### [What is needed]
Do not copy the pictures; transcribe all other material exactly.

%%

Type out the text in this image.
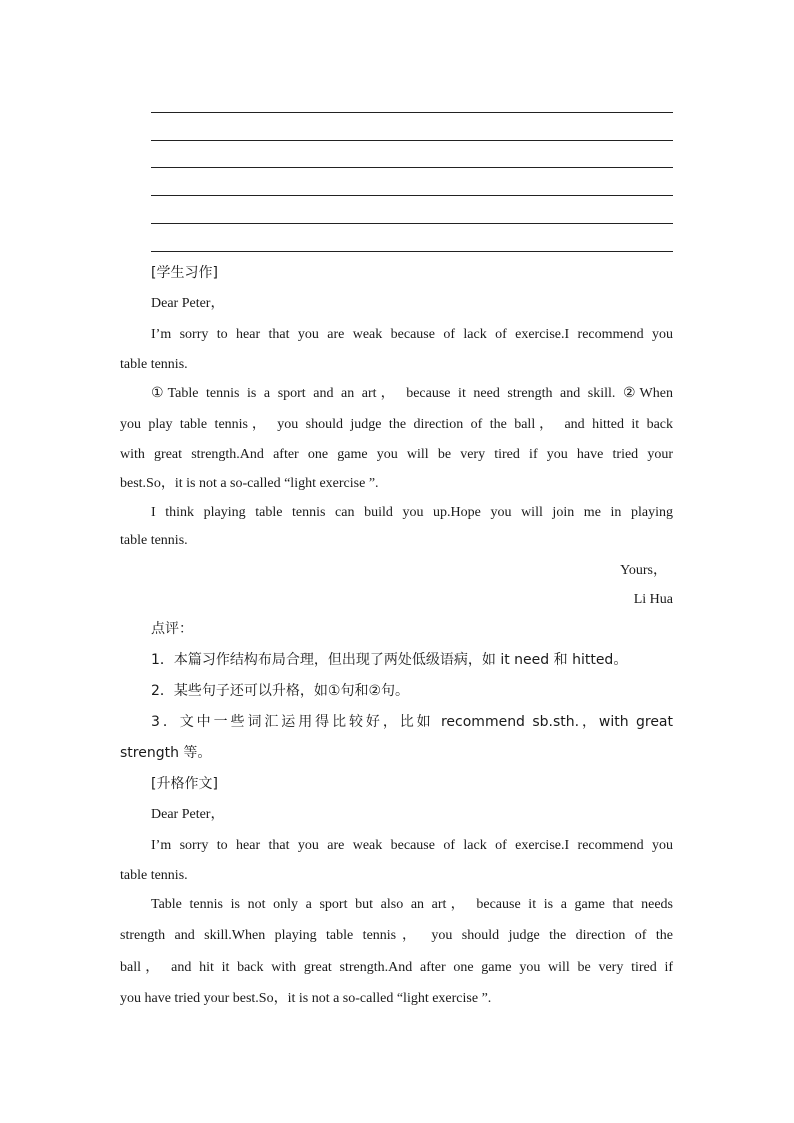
[学生习作]
Dear Peter，
I’m sorry to hear that you are weak because of lack of exercise.I recommend you
table tennis.
①Table tennis is a sport and an art， because it need strength and skill. ②When
you play table tennis， you should judge the direction of the ball， and hitted it back
with great strength.And after one game you will be very tired if you have tried your
best.So，it is not a so-called “light exercise ”.
I think playing table tennis can build you up.Hope you will join me in playing
table tennis.
Yours，
Li Hua
点评：
1．本篇习作结构布局合理，但出现了两处低级语病，如 it need 和 hitted。
2．某些句子还可以升格，如①句和②句。
3．文中一些词汇运用得比较好，比如 recommend sb.sth.，with great
strength 等。
[升格作文]
Dear Peter，
I’m sorry to hear that you are weak because of lack of exercise.I recommend you
table tennis.
Table tennis is not only a sport but also an art， because it is a game that needs
strength and skill.When playing table tennis， you should judge the direction of the
ball， and hit it back with great strength.And after one game you will be very tired if
you have tried your best.So，it is not a so-called “light exercise ”.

%%

### [Correct response]
Type out the text in this image.
[学生习作]
Dear Peter，
I’m sorry to hear that you are weak because of lack of exercise.I recommend you
table tennis.
①Table tennis is a sport and an art， because it need strength and skill. ②When
you play table tennis， you should judge the direction of the ball， and hitted it back
with great strength.And after one game you will be very tired if you have tried your
best.So，it is not a so-called “light exercise ”.
I think playing table tennis can build you up.Hope you will join me in playing
table tennis.
Yours，
Li Hua
点评：
1．本篇习作结构布局合理，但出现了两处低级语病，如 it need 和 hitted。
2．某些句子还可以升格，如①句和②句。
3．文中一些词汇运用得比较好，比如 recommend sb.sth.，with great
strength 等。
[升格作文]
Dear Peter，
I’m sorry to hear that you are weak because of lack of exercise.I recommend you
table tennis.
Table tennis is not only a sport but also an art， because it is a game that needs
strength and skill.When playing table tennis， you should judge the direction of the
ball， and hit it back with great strength.And after one game you will be very tired if
you have tried your best.So，it is not a so-called “light exercise ”.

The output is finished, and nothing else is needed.